Problem statement — Write out the full set of records exactly. Any pictures in them do not belong in the copy.

Dataset records —
————
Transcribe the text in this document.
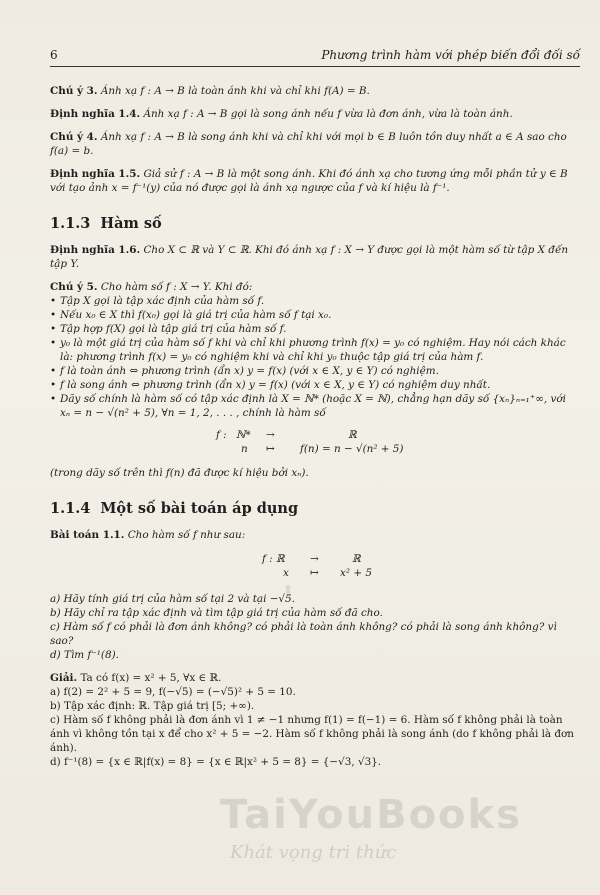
6	Phương trình hàm với phép biến đổi đối số

Chú ý 3. Ánh xạ f : A → B là toàn ánh khi và chỉ khi f(A) = B.

Định nghĩa 1.4. Ánh xạ f : A → B gọi là song ánh nếu f vừa là đơn ánh, vừa là toàn ánh.

Chú ý 4. Ánh xạ f : A → B là song ánh khi và chỉ khi với mọi b ∈ B luôn tồn duy nhất a ∈ A sao cho f(a) = b.

Định nghĩa 1.5. Giả sử f : A → B là một song ánh. Khi đó ánh xạ cho tương ứng mỗi phần tử y ∈ B với tạo ảnh x = f⁻¹(y) của nó được gọi là ánh xạ ngược của f và kí hiệu là f⁻¹.

1.1.3 Hàm số

Định nghĩa 1.6. Cho X ⊂ ℝ và Y ⊂ ℝ. Khi đó ánh xạ f : X → Y được gọi là một hàm số từ tập X đến tập Y.

Chú ý 5. Cho hàm số f : X → Y. Khi đó:

• Tập X gọi là tập xác định của hàm số f.

• Nếu x₀ ∈ X thì f(x₀) gọi là giá trị của hàm số f tại x₀.

• Tập hợp f(X) gọi là tập giá trị của hàm số f.

• y₀ là một giá trị của hàm số f khi và chỉ khi phương trình f(x) = y₀ có nghiệm. Hay nói cách khác là: phương trình f(x) = y₀ có nghiệm khi và chỉ khi y₀ thuộc tập giá trị của hàm f.

• f là toàn ánh ⇔ phương trình (ẩn x) y = f(x) (với x ∈ X, y ∈ Y) có nghiệm.

• f là song ánh ⇔ phương trình (ẩn x) y = f(x) (với x ∈ X, y ∈ Y) có nghiệm duy nhất.

• Dãy số chính là hàm số có tập xác định là X = ℕ* (hoặc X = ℕ), chẳng hạn dãy số {xₙ}ₙ₌₁⁺∞, với xₙ = n − √(n² + 5), ∀n = 1, 2, . . . , chính là hàm số

f : ℕ* →	ℝ
n ↦ f(n) = n − √(n² + 5)

(trong dãy số trên thì f(n) đã được kí hiệu bởi xₙ).

1.1.4 Một số bài toán áp dụng

Bài toán 1.1. Cho hàm số f như sau:

f : ℝ →	ℝ
x ↦ x² + 5

a) Hãy tính giá trị của hàm số tại 2 và tại −√5.

b) Hãy chỉ ra tập xác định và tìm tập giá trị của hàm số đã cho.

c) Hàm số f có phải là đơn ánh không? có phải là toàn ánh không? có phải là song ánh không? vì sao?

d) Tìm f⁻¹(8).

Giải. Ta có f(x) = x² + 5, ∀x ∈ ℝ.

a) f(2) = 2² + 5 = 9, f(−√5) = (−√5)² + 5 = 10.

b) Tập xác định: ℝ. Tập giá trị [5; +∞).

c) Hàm số f không phải là đơn ánh vì 1 ≠ −1 nhưng f(1) = f(−1) = 6. Hàm số f không phải là toàn ánh vì không tồn tại x để cho x² + 5 = −2. Hàm số f không phải là song ánh (do f không phải là đơn ánh).

d) f⁻¹(8) = {x ∈ ℝ|f(x) = 8} = {x ∈ ℝ|x² + 5 = 8} = {−√3, √3}.

TaiYouBooks
Khát vọng tri thức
————
Reply to the task —
Transcribe the text in this document.
6	Phương trình hàm với phép biến đổi đối số

Chú ý 3. Ánh xạ f : A → B là toàn ánh khi và chỉ khi f(A) = B.

Định nghĩa 1.4. Ánh xạ f : A → B gọi là song ánh nếu f vừa là đơn ánh, vừa là toàn ánh.

Chú ý 4. Ánh xạ f : A → B là song ánh khi và chỉ khi với mọi b ∈ B luôn tồn duy nhất a ∈ A sao cho f(a) = b.

Định nghĩa 1.5. Giả sử f : A → B là một song ánh. Khi đó ánh xạ cho tương ứng mỗi phần tử y ∈ B với tạo ảnh x = f⁻¹(y) của nó được gọi là ánh xạ ngược của f và kí hiệu là f⁻¹.

1.1.3 Hàm số

Định nghĩa 1.6. Cho X ⊂ ℝ và Y ⊂ ℝ. Khi đó ánh xạ f : X → Y được gọi là một hàm số từ tập X đến tập Y.

Chú ý 5. Cho hàm số f : X → Y. Khi đó:

• Tập X gọi là tập xác định của hàm số f.

• Nếu x₀ ∈ X thì f(x₀) gọi là giá trị của hàm số f tại x₀.

• Tập hợp f(X) gọi là tập giá trị của hàm số f.

• y₀ là một giá trị của hàm số f khi và chỉ khi phương trình f(x) = y₀ có nghiệm. Hay nói cách khác là: phương trình f(x) = y₀ có nghiệm khi và chỉ khi y₀ thuộc tập giá trị của hàm f.

• f là toàn ánh ⇔ phương trình (ẩn x) y = f(x) (với x ∈ X, y ∈ Y) có nghiệm.

• f là song ánh ⇔ phương trình (ẩn x) y = f(x) (với x ∈ X, y ∈ Y) có nghiệm duy nhất.

• Dãy số chính là hàm số có tập xác định là X = ℕ* (hoặc X = ℕ), chẳng hạn dãy số {xₙ}ₙ₌₁⁺∞, với xₙ = n − √(n² + 5), ∀n = 1, 2, . . . , chính là hàm số

f : ℕ* →	ℝ
n ↦ f(n) = n − √(n² + 5)

(trong dãy số trên thì f(n) đã được kí hiệu bởi xₙ).

1.1.4 Một số bài toán áp dụng

Bài toán 1.1. Cho hàm số f như sau:

f : ℝ →	ℝ
x ↦ x² + 5

a) Hãy tính giá trị của hàm số tại 2 và tại −√5.

b) Hãy chỉ ra tập xác định và tìm tập giá trị của hàm số đã cho.

c) Hàm số f có phải là đơn ánh không? có phải là toàn ánh không? có phải là song ánh không? vì sao?

d) Tìm f⁻¹(8).

Giải. Ta có f(x) = x² + 5, ∀x ∈ ℝ.

a) f(2) = 2² + 5 = 9, f(−√5) = (−√5)² + 5 = 10.

b) Tập xác định: ℝ. Tập giá trị [5; +∞).

c) Hàm số f không phải là đơn ánh vì 1 ≠ −1 nhưng f(1) = f(−1) = 6. Hàm số f không phải là toàn ánh vì không tồn tại x để cho x² + 5 = −2. Hàm số f không phải là song ánh (do f không phải là đơn ánh).

d) f⁻¹(8) = {x ∈ ℝ|f(x) = 8} = {x ∈ ℝ|x² + 5 = 8} = {−√3, √3}.

TaiYouBooks
Khát vọng tri thức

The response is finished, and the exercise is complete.